** START Supplied data **

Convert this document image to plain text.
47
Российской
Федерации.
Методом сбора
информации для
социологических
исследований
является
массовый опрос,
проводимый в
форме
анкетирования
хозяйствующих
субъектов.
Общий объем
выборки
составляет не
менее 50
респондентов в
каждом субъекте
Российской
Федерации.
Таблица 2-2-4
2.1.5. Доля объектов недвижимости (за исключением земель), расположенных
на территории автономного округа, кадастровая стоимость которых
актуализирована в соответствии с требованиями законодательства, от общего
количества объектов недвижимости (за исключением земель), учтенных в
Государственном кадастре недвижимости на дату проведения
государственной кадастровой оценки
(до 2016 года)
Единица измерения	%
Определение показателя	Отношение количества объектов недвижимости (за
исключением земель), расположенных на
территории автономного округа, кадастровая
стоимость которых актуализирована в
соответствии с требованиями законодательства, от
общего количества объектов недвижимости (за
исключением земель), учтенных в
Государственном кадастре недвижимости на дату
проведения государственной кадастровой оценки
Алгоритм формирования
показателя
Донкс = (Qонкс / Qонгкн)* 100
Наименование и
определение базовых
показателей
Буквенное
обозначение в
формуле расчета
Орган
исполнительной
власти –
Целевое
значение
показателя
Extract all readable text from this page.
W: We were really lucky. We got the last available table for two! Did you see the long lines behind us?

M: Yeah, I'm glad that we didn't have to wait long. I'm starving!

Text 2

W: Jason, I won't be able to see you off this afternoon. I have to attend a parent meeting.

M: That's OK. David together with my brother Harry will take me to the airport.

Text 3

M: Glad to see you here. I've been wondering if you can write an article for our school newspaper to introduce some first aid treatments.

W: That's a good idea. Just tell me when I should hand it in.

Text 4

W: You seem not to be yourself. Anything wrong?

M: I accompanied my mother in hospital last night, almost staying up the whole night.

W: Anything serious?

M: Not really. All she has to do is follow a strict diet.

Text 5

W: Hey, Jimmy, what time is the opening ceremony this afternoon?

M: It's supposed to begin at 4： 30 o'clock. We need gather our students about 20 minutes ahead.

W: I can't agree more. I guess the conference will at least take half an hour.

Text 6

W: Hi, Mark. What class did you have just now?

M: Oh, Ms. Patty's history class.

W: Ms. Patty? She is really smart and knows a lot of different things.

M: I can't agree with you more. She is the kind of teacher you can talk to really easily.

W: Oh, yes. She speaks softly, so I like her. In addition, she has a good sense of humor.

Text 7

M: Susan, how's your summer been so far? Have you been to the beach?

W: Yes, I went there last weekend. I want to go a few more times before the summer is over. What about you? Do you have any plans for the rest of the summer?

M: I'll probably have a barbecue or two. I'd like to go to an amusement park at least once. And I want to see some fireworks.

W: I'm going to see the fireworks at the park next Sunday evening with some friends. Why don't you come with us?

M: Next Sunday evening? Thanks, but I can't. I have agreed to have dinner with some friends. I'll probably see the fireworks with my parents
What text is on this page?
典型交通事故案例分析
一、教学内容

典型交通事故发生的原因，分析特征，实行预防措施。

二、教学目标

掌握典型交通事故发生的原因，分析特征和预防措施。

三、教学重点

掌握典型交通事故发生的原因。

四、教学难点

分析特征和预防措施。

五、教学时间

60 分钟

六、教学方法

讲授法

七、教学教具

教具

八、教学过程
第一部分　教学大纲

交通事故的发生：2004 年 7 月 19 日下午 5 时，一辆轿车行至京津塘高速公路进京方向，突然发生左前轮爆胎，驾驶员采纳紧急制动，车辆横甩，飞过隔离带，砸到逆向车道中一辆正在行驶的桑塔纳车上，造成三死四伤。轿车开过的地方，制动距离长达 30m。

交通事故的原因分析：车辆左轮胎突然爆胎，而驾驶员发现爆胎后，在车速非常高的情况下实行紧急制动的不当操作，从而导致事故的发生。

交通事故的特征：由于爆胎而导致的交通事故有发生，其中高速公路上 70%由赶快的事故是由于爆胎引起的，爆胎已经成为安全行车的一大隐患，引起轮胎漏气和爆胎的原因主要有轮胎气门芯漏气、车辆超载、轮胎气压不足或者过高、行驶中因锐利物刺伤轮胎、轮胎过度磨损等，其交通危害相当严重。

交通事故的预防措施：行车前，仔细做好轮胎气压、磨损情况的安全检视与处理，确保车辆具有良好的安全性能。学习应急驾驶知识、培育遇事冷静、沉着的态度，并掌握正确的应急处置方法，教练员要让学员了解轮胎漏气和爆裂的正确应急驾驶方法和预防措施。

** END Supplied data **

• The problem
Type the whole listing again, unaltered.

• Task answer
Convert this document image to plain text.
47
Российской
Федерации.
Методом сбора
информации для
социологических
исследований
является
массовый опрос,
проводимый в
форме
анкетирования
хозяйствующих
субъектов.
Общий объем
выборки
составляет не
менее 50
респондентов в
каждом субъекте
Российской
Федерации.
Таблица 2-2-4
2.1.5. Доля объектов недвижимости (за исключением земель), расположенных
на территории автономного округа, кадастровая стоимость которых
актуализирована в соответствии с требованиями законодательства, от общего
количества объектов недвижимости (за исключением земель), учтенных в
Государственном кадастре недвижимости на дату проведения
государственной кадастровой оценки
(до 2016 года)
Единица измерения	%
Определение показателя	Отношение количества объектов недвижимости (за
исключением земель), расположенных на
территории автономного округа, кадастровая
стоимость которых актуализирована в
соответствии с требованиями законодательства, от
общего количества объектов недвижимости (за
исключением земель), учтенных в
Государственном кадастре недвижимости на дату
проведения государственной кадастровой оценки
Алгоритм формирования
показателя
Донкс = (Qонкс / Qонгкн)* 100
Наименование и
определение базовых
показателей
Буквенное
обозначение в
формуле расчета
Орган
исполнительной
власти –
Целевое
значение
показателя
Extract all readable text from this page.
W: We were really lucky. We got the last available table for two! Did you see the long lines behind us?

M: Yeah, I'm glad that we didn't have to wait long. I'm starving!

Text 2

W: Jason, I won't be able to see you off this afternoon. I have to attend a parent meeting.

M: That's OK. David together with my brother Harry will take me to the airport.

Text 3

M: Glad to see you here. I've been wondering if you can write an article for our school newspaper to introduce some first aid treatments.

W: That's a good idea. Just tell me when I should hand it in.

Text 4

W: You seem not to be yourself. Anything wrong?

M: I accompanied my mother in hospital last night, almost staying up the whole night.

W: Anything serious?

M: Not really. All she has to do is follow a strict diet.

Text 5

W: Hey, Jimmy, what time is the opening ceremony this afternoon?

M: It's supposed to begin at 4： 30 o'clock. We need gather our students about 20 minutes ahead.

W: I can't agree more. I guess the conference will at least take half an hour.

Text 6

W: Hi, Mark. What class did you have just now?

M: Oh, Ms. Patty's history class.

W: Ms. Patty? She is really smart and knows a lot of different things.

M: I can't agree with you more. She is the kind of teacher you can talk to really easily.

W: Oh, yes. She speaks softly, so I like her. In addition, she has a good sense of humor.

Text 7

M: Susan, how's your summer been so far? Have you been to the beach?

W: Yes, I went there last weekend. I want to go a few more times before the summer is over. What about you? Do you have any plans for the rest of the summer?

M: I'll probably have a barbecue or two. I'd like to go to an amusement park at least once. And I want to see some fireworks.

W: I'm going to see the fireworks at the park next Sunday evening with some friends. Why don't you come with us?

M: Next Sunday evening? Thanks, but I can't. I have agreed to have dinner with some friends. I'll probably see the fireworks with my parents
What text is on this page?
典型交通事故案例分析
一、教学内容

典型交通事故发生的原因，分析特征，实行预防措施。

二、教学目标

掌握典型交通事故发生的原因，分析特征和预防措施。

三、教学重点

掌握典型交通事故发生的原因。

四、教学难点

分析特征和预防措施。

五、教学时间

60 分钟

六、教学方法

讲授法

七、教学教具

教具

八、教学过程
第一部分　教学大纲

交通事故的发生：2004 年 7 月 19 日下午 5 时，一辆轿车行至京津塘高速公路进京方向，突然发生左前轮爆胎，驾驶员采纳紧急制动，车辆横甩，飞过隔离带，砸到逆向车道中一辆正在行驶的桑塔纳车上，造成三死四伤。轿车开过的地方，制动距离长达 30m。

交通事故的原因分析：车辆左轮胎突然爆胎，而驾驶员发现爆胎后，在车速非常高的情况下实行紧急制动的不当操作，从而导致事故的发生。

交通事故的特征：由于爆胎而导致的交通事故有发生，其中高速公路上 70%由赶快的事故是由于爆胎引起的，爆胎已经成为安全行车的一大隐患，引起轮胎漏气和爆胎的原因主要有轮胎气门芯漏气、车辆超载、轮胎气压不足或者过高、行驶中因锐利物刺伤轮胎、轮胎过度磨损等，其交通危害相当严重。

交通事故的预防措施：行车前，仔细做好轮胎气压、磨损情况的安全检视与处理，确保车辆具有良好的安全性能。学习应急驾驶知识、培育遇事冷静、沉着的态度，并掌握正确的应急处置方法，教练员要让学员了解轮胎漏气和爆裂的正确应急驾驶方法和预防措施。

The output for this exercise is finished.